Instructions for the task
Find the string "中华民族的命运紧紧连在一起" in the entries and copy each line that has it.

A run of records

--- Start ---

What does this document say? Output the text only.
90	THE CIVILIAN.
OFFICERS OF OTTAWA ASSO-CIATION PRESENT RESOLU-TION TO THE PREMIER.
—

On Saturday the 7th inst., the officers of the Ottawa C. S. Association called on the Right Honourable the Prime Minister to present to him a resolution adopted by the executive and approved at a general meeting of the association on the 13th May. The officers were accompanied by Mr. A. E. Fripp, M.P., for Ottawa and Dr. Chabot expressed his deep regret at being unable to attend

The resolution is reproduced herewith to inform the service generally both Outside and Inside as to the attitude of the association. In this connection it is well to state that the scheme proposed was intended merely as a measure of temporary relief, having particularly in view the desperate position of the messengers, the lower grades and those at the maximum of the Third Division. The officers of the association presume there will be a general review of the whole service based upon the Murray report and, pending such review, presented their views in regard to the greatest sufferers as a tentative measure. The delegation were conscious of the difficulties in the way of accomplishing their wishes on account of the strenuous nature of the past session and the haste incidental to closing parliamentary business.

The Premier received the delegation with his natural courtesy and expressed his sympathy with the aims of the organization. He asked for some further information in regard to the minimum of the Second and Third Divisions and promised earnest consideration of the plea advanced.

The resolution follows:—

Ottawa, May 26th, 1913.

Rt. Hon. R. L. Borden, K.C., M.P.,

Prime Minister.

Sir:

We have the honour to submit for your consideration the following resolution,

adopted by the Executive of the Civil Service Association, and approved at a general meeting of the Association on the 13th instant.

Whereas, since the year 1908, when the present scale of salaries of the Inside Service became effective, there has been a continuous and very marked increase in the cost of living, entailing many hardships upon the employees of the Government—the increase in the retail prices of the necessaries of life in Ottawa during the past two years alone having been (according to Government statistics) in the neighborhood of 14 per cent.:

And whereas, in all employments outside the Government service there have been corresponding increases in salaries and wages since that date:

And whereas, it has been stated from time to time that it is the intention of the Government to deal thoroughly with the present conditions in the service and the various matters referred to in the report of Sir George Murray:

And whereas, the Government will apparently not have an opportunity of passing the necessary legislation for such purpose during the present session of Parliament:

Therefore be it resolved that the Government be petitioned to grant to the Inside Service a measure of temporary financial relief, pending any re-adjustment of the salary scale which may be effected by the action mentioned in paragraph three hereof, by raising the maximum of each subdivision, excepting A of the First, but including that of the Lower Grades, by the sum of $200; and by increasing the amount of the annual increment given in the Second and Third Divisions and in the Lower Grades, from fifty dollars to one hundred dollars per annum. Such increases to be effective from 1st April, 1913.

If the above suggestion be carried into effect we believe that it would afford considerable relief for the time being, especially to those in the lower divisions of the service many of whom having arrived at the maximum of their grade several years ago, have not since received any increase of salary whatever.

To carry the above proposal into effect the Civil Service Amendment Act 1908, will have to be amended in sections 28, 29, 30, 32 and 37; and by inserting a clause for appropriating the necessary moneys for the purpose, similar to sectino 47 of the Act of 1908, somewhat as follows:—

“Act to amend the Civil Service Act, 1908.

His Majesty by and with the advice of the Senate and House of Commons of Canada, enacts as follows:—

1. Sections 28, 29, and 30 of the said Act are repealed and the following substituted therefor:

--- End ---
--- Start ---

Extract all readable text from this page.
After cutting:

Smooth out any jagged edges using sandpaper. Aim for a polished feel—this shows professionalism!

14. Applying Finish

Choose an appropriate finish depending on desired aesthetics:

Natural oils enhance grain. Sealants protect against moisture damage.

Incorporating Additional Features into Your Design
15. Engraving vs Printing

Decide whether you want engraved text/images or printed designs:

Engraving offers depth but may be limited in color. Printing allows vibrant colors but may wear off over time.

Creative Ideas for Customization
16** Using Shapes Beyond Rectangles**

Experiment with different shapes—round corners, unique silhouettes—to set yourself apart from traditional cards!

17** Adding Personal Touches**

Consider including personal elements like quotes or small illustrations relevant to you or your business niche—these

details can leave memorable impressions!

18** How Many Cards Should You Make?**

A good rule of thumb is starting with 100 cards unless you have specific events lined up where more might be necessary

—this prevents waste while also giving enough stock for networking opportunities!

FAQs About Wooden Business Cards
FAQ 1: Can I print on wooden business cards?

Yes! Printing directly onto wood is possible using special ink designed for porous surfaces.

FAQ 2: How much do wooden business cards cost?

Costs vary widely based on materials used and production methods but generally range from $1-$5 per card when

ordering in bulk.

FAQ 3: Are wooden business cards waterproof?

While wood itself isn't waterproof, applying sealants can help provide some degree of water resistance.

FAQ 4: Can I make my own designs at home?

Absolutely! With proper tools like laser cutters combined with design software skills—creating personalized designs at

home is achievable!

--- End ---
--- Start ---

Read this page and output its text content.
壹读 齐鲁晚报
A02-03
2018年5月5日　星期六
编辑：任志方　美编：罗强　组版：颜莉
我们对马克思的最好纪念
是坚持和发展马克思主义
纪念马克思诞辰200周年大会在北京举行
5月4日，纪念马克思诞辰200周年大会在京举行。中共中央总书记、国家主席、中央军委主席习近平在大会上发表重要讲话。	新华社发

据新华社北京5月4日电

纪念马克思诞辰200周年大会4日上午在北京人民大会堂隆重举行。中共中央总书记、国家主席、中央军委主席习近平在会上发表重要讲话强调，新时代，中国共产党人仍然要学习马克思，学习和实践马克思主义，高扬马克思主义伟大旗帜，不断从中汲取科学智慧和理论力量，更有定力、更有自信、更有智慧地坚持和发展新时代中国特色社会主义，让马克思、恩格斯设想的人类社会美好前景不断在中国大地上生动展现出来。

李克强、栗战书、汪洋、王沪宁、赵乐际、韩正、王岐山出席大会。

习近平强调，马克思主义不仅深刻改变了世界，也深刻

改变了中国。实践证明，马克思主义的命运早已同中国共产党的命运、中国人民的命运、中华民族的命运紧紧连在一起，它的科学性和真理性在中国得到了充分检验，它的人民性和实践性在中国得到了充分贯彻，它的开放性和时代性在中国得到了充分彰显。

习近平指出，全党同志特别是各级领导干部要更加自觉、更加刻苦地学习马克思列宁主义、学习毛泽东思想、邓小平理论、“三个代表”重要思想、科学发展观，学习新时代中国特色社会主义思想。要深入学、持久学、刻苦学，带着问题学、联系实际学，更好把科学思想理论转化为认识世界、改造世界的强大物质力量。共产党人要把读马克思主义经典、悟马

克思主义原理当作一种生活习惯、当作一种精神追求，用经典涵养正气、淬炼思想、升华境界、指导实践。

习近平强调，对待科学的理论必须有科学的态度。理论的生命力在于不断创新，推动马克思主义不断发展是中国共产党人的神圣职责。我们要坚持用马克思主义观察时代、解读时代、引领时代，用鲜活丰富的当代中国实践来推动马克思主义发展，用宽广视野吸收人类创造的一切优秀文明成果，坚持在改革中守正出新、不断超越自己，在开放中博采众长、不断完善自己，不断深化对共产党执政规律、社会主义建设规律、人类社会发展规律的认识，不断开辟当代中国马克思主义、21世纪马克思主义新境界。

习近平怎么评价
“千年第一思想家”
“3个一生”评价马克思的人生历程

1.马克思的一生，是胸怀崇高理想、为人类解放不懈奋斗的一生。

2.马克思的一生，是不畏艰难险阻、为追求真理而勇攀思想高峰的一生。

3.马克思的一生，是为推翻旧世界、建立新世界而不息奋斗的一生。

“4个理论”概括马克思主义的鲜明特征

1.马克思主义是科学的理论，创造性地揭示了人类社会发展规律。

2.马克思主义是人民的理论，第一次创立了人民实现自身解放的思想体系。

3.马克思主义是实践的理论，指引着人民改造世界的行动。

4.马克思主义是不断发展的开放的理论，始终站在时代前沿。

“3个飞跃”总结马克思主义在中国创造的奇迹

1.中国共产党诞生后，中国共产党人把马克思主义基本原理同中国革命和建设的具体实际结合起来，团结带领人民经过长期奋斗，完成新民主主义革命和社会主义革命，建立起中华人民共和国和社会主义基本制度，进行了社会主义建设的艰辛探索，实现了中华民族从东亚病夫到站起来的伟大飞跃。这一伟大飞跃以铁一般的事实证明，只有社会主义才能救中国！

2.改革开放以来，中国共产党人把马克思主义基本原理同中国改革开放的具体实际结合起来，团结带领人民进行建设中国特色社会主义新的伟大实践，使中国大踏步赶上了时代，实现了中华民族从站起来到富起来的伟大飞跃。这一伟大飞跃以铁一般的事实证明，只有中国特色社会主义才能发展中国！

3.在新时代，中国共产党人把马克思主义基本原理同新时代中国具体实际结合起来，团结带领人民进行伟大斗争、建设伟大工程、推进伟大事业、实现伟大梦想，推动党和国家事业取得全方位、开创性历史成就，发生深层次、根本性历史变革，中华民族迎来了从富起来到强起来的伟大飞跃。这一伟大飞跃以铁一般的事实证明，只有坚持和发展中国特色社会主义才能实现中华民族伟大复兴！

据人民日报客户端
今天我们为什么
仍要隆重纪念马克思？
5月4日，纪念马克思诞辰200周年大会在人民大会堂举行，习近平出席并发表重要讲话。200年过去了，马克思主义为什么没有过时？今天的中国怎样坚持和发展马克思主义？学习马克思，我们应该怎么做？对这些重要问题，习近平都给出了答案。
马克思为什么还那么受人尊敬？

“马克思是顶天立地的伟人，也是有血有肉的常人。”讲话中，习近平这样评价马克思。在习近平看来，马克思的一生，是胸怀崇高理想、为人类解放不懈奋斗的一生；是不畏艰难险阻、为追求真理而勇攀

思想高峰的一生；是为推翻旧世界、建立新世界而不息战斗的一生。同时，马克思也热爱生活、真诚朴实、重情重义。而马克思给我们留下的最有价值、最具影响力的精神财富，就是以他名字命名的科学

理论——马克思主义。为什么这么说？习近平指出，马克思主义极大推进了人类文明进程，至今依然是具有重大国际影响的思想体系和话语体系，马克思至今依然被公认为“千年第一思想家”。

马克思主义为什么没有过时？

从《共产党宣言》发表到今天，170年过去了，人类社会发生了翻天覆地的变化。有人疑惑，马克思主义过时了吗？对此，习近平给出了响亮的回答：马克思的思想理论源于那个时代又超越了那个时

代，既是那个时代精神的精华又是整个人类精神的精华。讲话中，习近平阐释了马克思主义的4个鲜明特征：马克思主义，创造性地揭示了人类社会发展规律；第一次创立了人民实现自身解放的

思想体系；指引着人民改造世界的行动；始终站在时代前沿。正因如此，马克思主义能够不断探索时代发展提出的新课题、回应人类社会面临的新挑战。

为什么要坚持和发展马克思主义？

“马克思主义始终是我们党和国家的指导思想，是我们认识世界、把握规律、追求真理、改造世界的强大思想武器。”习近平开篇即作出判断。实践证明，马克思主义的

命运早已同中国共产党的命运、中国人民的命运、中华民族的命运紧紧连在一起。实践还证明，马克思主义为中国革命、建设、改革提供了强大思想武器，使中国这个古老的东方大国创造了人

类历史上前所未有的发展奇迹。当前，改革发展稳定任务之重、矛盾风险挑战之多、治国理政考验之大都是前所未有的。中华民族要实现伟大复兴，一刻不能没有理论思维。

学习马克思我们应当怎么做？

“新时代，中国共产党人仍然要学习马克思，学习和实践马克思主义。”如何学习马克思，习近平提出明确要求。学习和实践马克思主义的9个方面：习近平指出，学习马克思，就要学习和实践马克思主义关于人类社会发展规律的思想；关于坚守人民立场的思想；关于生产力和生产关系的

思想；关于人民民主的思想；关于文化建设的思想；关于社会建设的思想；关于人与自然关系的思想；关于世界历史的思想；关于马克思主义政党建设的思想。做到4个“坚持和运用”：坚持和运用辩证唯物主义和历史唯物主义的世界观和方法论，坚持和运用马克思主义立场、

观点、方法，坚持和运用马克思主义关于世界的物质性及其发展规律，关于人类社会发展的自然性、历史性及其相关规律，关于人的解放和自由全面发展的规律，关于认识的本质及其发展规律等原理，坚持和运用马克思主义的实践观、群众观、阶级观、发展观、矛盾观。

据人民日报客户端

--- End ---

Response to this exercise
改变了中国。实践证明，马克思主义的命运早已同中国共产党的命运、中国人民的命运、中华民族的命运紧紧连在一起，它的科学性和真理性在中国得到了充分检验，它的人民性和实践性在中国得到了充分贯彻，它的开放性和时代性在中国得到了充分彰显。
命运早已同中国共产党的命运、中国人民的命运、中华民族的命运紧紧连在一起。实践还证明，马克思主义为中国革命、建设、改革提供了强大思想武器，使中国这个古老的东方大国创造了人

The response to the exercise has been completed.